**AIM OF THE EXERCISE**. The entries below contain pictures. Retype everything except those pictures, exactly as given.

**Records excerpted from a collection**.
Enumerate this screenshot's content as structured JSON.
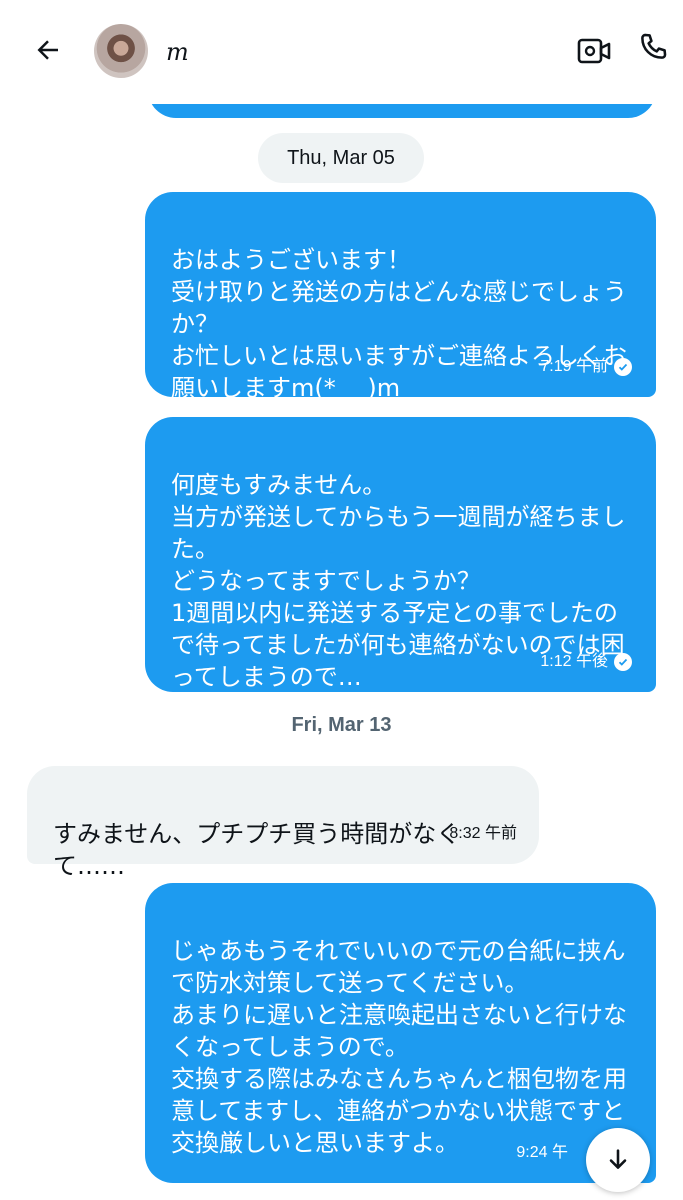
{
  "header": {
    "contact_name": "m",
    "icons": {
      "back": "back-arrow-icon",
      "video": "video-call-icon",
      "call": "phone-icon",
      "avatar": "profile-avatar"
    }
  },
  "conversation": {
    "date_1": "Thu, Mar 05",
    "date_2": "Fri, Mar 13",
    "messages": [
      {
        "direction": "out",
        "text": "おはようございます！\n受け取りと発送の方はどんな感じでしょうか？\nお忙しいとは思いますがご連絡よろしくお願いしますm(*_ _)m",
        "time": "7:19 午前"
      },
      {
        "direction": "out",
        "text": "何度もすみません。\n当方が発送してからもう一週間が経ちました。\nどうなってますでしょうか？\n1週間以内に発送する予定との事でしたので待ってましたが何も連絡がないのでは困ってしまうので…",
        "time": "1:12 午後"
      },
      {
        "direction": "in",
        "text": "すみません、プチプチ買う時間がなくて……",
        "time": "8:32 午前"
      },
      {
        "direction": "out",
        "text": "じゃあもうそれでいいので元の台紙に挟んで防水対策して送ってください。\nあまりに遅いと注意喚起出さないと行けなくなってしまうので。\n交換する際はみなさんちゃんと梱包物を用意してますし、連絡がつかない状態ですと交換厳しいと思いますよ。",
        "time": "9:24 午"
      }
    ]
  },
  "colors": {
    "outgoing_bubble": "#1d9bf0",
    "incoming_bubble": "#eff3f4",
    "text_dark": "#0f1419",
    "muted": "#536471"
  },
  "scroll_button": {
    "icon": "arrow-down-icon"
  }
}
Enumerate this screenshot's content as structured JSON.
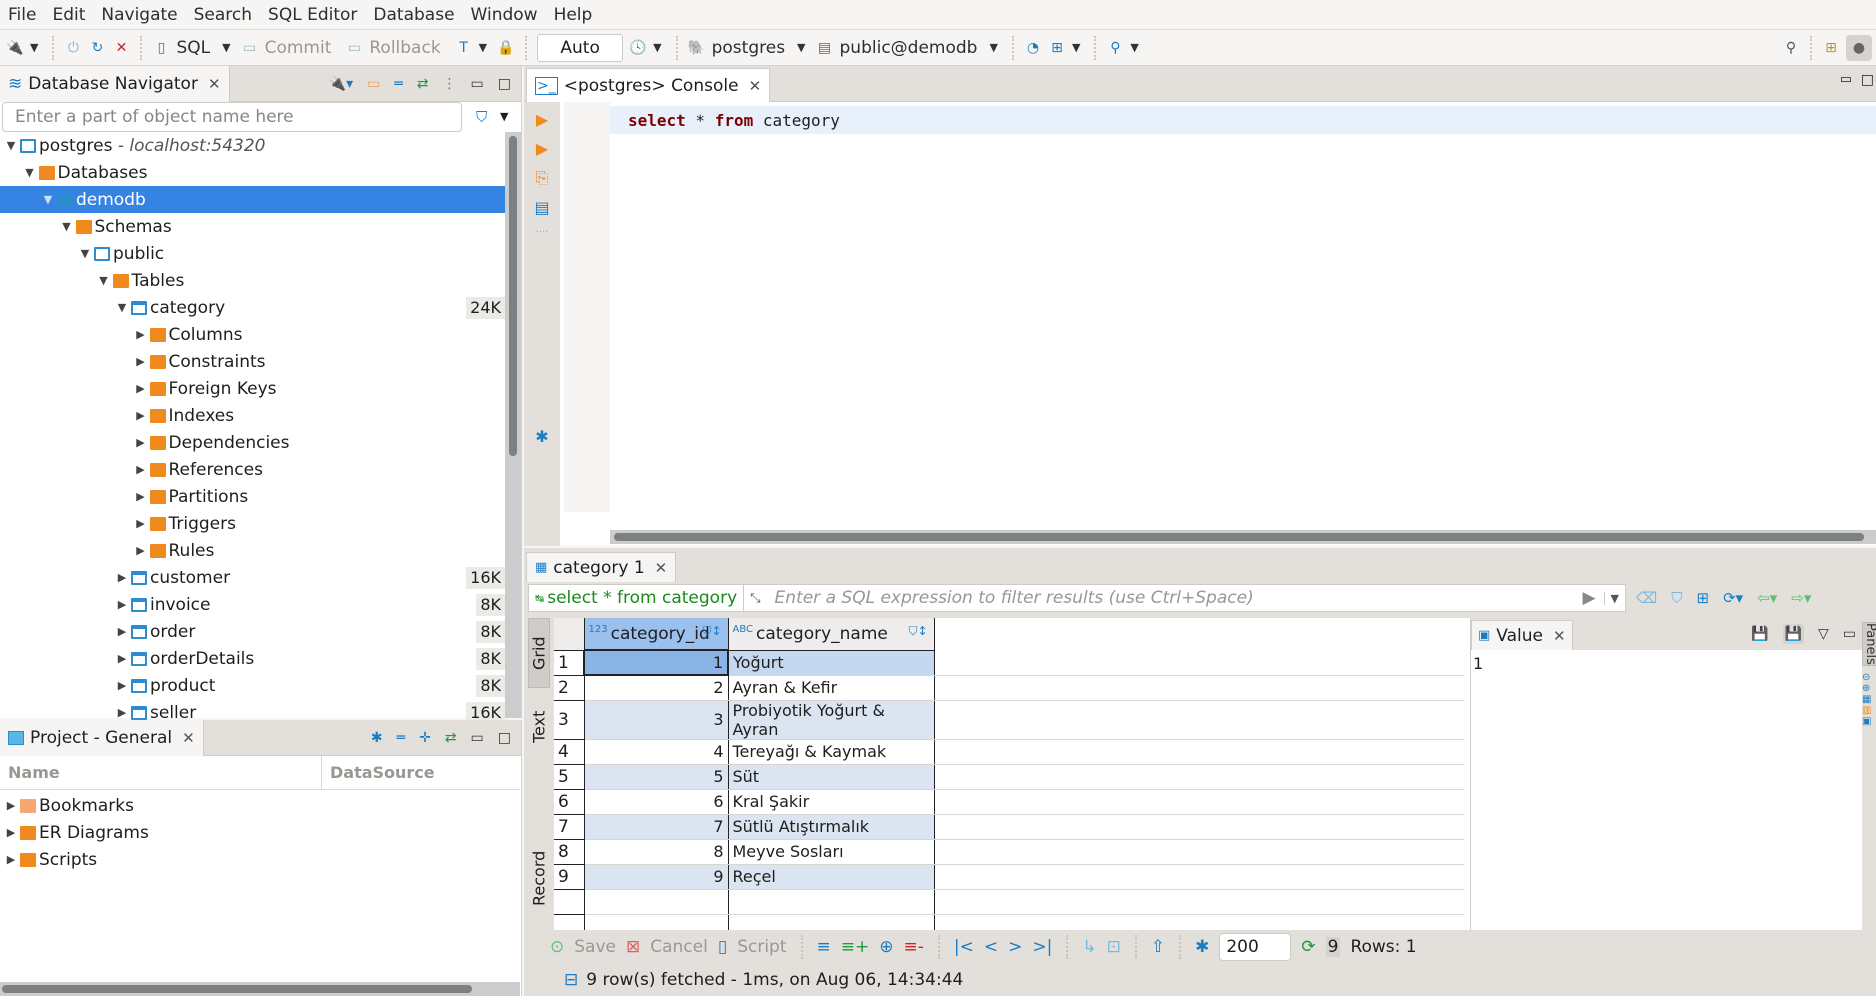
{
  "menu": [
    "File",
    "Edit",
    "Navigate",
    "Search",
    "SQL Editor",
    "Database",
    "Window",
    "Help"
  ],
  "toolbar": {
    "sql_label": "SQL",
    "commit_label": "Commit",
    "rollback_label": "Rollback",
    "transaction_mode": "Auto",
    "datasource": "postgres",
    "schema": "public@demodb"
  },
  "navigator": {
    "title": "Database Navigator",
    "search_placeholder": "Enter a part of object name here",
    "tree": [
      {
        "label": "postgres",
        "sublabel": " - localhost:54320",
        "depth": 0,
        "icon": "connection",
        "expanded": true
      },
      {
        "label": "Databases",
        "depth": 1,
        "icon": "folder",
        "expanded": true
      },
      {
        "label": "demodb",
        "depth": 2,
        "icon": "database",
        "expanded": true,
        "selected": true
      },
      {
        "label": "Schemas",
        "depth": 3,
        "icon": "schema",
        "expanded": true
      },
      {
        "label": "public",
        "depth": 4,
        "icon": "doc",
        "expanded": true
      },
      {
        "label": "Tables",
        "depth": 5,
        "icon": "folder",
        "expanded": true
      },
      {
        "label": "category",
        "depth": 6,
        "icon": "table",
        "expanded": true,
        "size": "24K"
      },
      {
        "label": "Columns",
        "depth": 7,
        "icon": "folder",
        "expanded": false
      },
      {
        "label": "Constraints",
        "depth": 7,
        "icon": "folder",
        "expanded": false
      },
      {
        "label": "Foreign Keys",
        "depth": 7,
        "icon": "folder",
        "expanded": false
      },
      {
        "label": "Indexes",
        "depth": 7,
        "icon": "folder",
        "expanded": false
      },
      {
        "label": "Dependencies",
        "depth": 7,
        "icon": "folder",
        "expanded": false
      },
      {
        "label": "References",
        "depth": 7,
        "icon": "folder",
        "expanded": false
      },
      {
        "label": "Partitions",
        "depth": 7,
        "icon": "folder",
        "expanded": false
      },
      {
        "label": "Triggers",
        "depth": 7,
        "icon": "folder",
        "expanded": false
      },
      {
        "label": "Rules",
        "depth": 7,
        "icon": "folder",
        "expanded": false
      },
      {
        "label": "customer",
        "depth": 6,
        "icon": "table",
        "expanded": false,
        "size": "16K"
      },
      {
        "label": "invoice",
        "depth": 6,
        "icon": "table",
        "expanded": false,
        "size": "8K"
      },
      {
        "label": "order",
        "depth": 6,
        "icon": "table",
        "expanded": false,
        "size": "8K"
      },
      {
        "label": "orderDetails",
        "depth": 6,
        "icon": "table",
        "expanded": false,
        "size": "8K"
      },
      {
        "label": "product",
        "depth": 6,
        "icon": "table",
        "expanded": false,
        "size": "8K"
      },
      {
        "label": "seller",
        "depth": 6,
        "icon": "table",
        "expanded": false,
        "size": "16K"
      }
    ]
  },
  "project": {
    "title": "Project - General",
    "columns": [
      "Name",
      "DataSource"
    ],
    "items": [
      "Bookmarks",
      "ER Diagrams",
      "Scripts"
    ]
  },
  "editor": {
    "tab_title": "<postgres> Console",
    "code": {
      "kw1": "select",
      "mid": " * ",
      "kw2": "from",
      "rest": " category"
    }
  },
  "results": {
    "tab_title": "category 1",
    "query": "select * from category",
    "filter_placeholder": "Enter a SQL expression to filter results (use Ctrl+Space)",
    "side_tabs": [
      "Grid",
      "Text",
      "Record"
    ],
    "columns": [
      {
        "name": "category_id",
        "type_icon": "123"
      },
      {
        "name": "category_name",
        "type_icon": "ABC"
      }
    ],
    "rows": [
      {
        "n": "1",
        "id": "1",
        "name": "Yoğurt"
      },
      {
        "n": "2",
        "id": "2",
        "name": "Ayran & Kefir"
      },
      {
        "n": "3",
        "id": "3",
        "name": "Probiyotik Yoğurt & Ayran"
      },
      {
        "n": "4",
        "id": "4",
        "name": "Tereyağı & Kaymak"
      },
      {
        "n": "5",
        "id": "5",
        "name": "Süt"
      },
      {
        "n": "6",
        "id": "6",
        "name": "Kral Şakir"
      },
      {
        "n": "7",
        "id": "7",
        "name": "Sütlü Atıştırmalık"
      },
      {
        "n": "8",
        "id": "8",
        "name": "Meyve Sosları"
      },
      {
        "n": "9",
        "id": "9",
        "name": "Reçel"
      }
    ],
    "value_panel": {
      "title": "Value",
      "content": "1"
    },
    "panels_label": "Panels",
    "bottom": {
      "save": "Save",
      "cancel": "Cancel",
      "script": "Script",
      "fetch_size": "200",
      "row_count": "9",
      "rows_label": "Rows: 1"
    },
    "status": "9 row(s) fetched - 1ms, on Aug 06, 14:34:44"
  }
}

**WORKED SOLUTION**.
Enumerate this screenshot's content as structured JSON.
{
  "header": {
    "contact_name": "m",
    "icons": {
      "back": "back-arrow-icon",
      "video": "video-call-icon",
      "call": "phone-icon",
      "avatar": "profile-avatar"
    }
  },
  "conversation": {
    "date_1": "Thu, Mar 05",
    "date_2": "Fri, Mar 13",
    "messages": [
      {
        "direction": "out",
        "text": "おはようございます！\n受け取りと発送の方はどんな感じでしょうか？\nお忙しいとは思いますがご連絡よろしくお願いしますm(*_ _)m",
        "time": "7:19 午前"
      },
      {
        "direction": "out",
        "text": "何度もすみません。\n当方が発送してからもう一週間が経ちました。\nどうなってますでしょうか？\n1週間以内に発送する予定との事でしたので待ってましたが何も連絡がないのでは困ってしまうので…",
        "time": "1:12 午後"
      },
      {
        "direction": "in",
        "text": "すみません、プチプチ買う時間がなくて……",
        "time": "8:32 午前"
      },
      {
        "direction": "out",
        "text": "じゃあもうそれでいいので元の台紙に挟んで防水対策して送ってください。\nあまりに遅いと注意喚起出さないと行けなくなってしまうので。\n交換する際はみなさんちゃんと梱包物を用意してますし、連絡がつかない状態ですと交換厳しいと思いますよ。",
        "time": "9:24 午"
      }
    ]
  },
  "colors": {
    "outgoing_bubble": "#1d9bf0",
    "incoming_bubble": "#eff3f4",
    "text_dark": "#0f1419",
    "muted": "#536471"
  },
  "scroll_button": {
    "icon": "arrow-down-icon"
  }
}
Enumerate this screenshot's content as structured JSON.
{
  "menu": [
    "File",
    "Edit",
    "Navigate",
    "Search",
    "SQL Editor",
    "Database",
    "Window",
    "Help"
  ],
  "toolbar": {
    "sql_label": "SQL",
    "commit_label": "Commit",
    "rollback_label": "Rollback",
    "transaction_mode": "Auto",
    "datasource": "postgres",
    "schema": "public@demodb"
  },
  "navigator": {
    "title": "Database Navigator",
    "search_placeholder": "Enter a part of object name here",
    "tree": [
      {
        "label": "postgres",
        "sublabel": " - localhost:54320",
        "depth": 0,
        "icon": "connection",
        "expanded": true
      },
      {
        "label": "Databases",
        "depth": 1,
        "icon": "folder",
        "expanded": true
      },
      {
        "label": "demodb",
        "depth": 2,
        "icon": "database",
        "expanded": true,
        "selected": true
      },
      {
        "label": "Schemas",
        "depth": 3,
        "icon": "schema",
        "expanded": true
      },
      {
        "label": "public",
        "depth": 4,
        "icon": "doc",
        "expanded": true
      },
      {
        "label": "Tables",
        "depth": 5,
        "icon": "folder",
        "expanded": true
      },
      {
        "label": "category",
        "depth": 6,
        "icon": "table",
        "expanded": true,
        "size": "24K"
      },
      {
        "label": "Columns",
        "depth": 7,
        "icon": "folder",
        "expanded": false
      },
      {
        "label": "Constraints",
        "depth": 7,
        "icon": "folder",
        "expanded": false
      },
      {
        "label": "Foreign Keys",
        "depth": 7,
        "icon": "folder",
        "expanded": false
      },
      {
        "label": "Indexes",
        "depth": 7,
        "icon": "folder",
        "expanded": false
      },
      {
        "label": "Dependencies",
        "depth": 7,
        "icon": "folder",
        "expanded": false
      },
      {
        "label": "References",
        "depth": 7,
        "icon": "folder",
        "expanded": false
      },
      {
        "label": "Partitions",
        "depth": 7,
        "icon": "folder",
        "expanded": false
      },
      {
        "label": "Triggers",
        "depth": 7,
        "icon": "folder",
        "expanded": false
      },
      {
        "label": "Rules",
        "depth": 7,
        "icon": "folder",
        "expanded": false
      },
      {
        "label": "customer",
        "depth": 6,
        "icon": "table",
        "expanded": false,
        "size": "16K"
      },
      {
        "label": "invoice",
        "depth": 6,
        "icon": "table",
        "expanded": false,
        "size": "8K"
      },
      {
        "label": "order",
        "depth": 6,
        "icon": "table",
        "expanded": false,
        "size": "8K"
      },
      {
        "label": "orderDetails",
        "depth": 6,
        "icon": "table",
        "expanded": false,
        "size": "8K"
      },
      {
        "label": "product",
        "depth": 6,
        "icon": "table",
        "expanded": false,
        "size": "8K"
      },
      {
        "label": "seller",
        "depth": 6,
        "icon": "table",
        "expanded": false,
        "size": "16K"
      }
    ]
  },
  "project": {
    "title": "Project - General",
    "columns": [
      "Name",
      "DataSource"
    ],
    "items": [
      "Bookmarks",
      "ER Diagrams",
      "Scripts"
    ]
  },
  "editor": {
    "tab_title": "<postgres> Console",
    "code": {
      "kw1": "select",
      "mid": " * ",
      "kw2": "from",
      "rest": " category"
    }
  },
  "results": {
    "tab_title": "category 1",
    "query": "select * from category",
    "filter_placeholder": "Enter a SQL expression to filter results (use Ctrl+Space)",
    "side_tabs": [
      "Grid",
      "Text",
      "Record"
    ],
    "columns": [
      {
        "name": "category_id",
        "type_icon": "123"
      },
      {
        "name": "category_name",
        "type_icon": "ABC"
      }
    ],
    "rows": [
      {
        "n": "1",
        "id": "1",
        "name": "Yoğurt"
      },
      {
        "n": "2",
        "id": "2",
        "name": "Ayran & Kefir"
      },
      {
        "n": "3",
        "id": "3",
        "name": "Probiyotik Yoğurt & Ayran"
      },
      {
        "n": "4",
        "id": "4",
        "name": "Tereyağı & Kaymak"
      },
      {
        "n": "5",
        "id": "5",
        "name": "Süt"
      },
      {
        "n": "6",
        "id": "6",
        "name": "Kral Şakir"
      },
      {
        "n": "7",
        "id": "7",
        "name": "Sütlü Atıştırmalık"
      },
      {
        "n": "8",
        "id": "8",
        "name": "Meyve Sosları"
      },
      {
        "n": "9",
        "id": "9",
        "name": "Reçel"
      }
    ],
    "value_panel": {
      "title": "Value",
      "content": "1"
    },
    "panels_label": "Panels",
    "bottom": {
      "save": "Save",
      "cancel": "Cancel",
      "script": "Script",
      "fetch_size": "200",
      "row_count": "9",
      "rows_label": "Rows: 1"
    },
    "status": "9 row(s) fetched - 1ms, on Aug 06, 14:34:44"
  }
}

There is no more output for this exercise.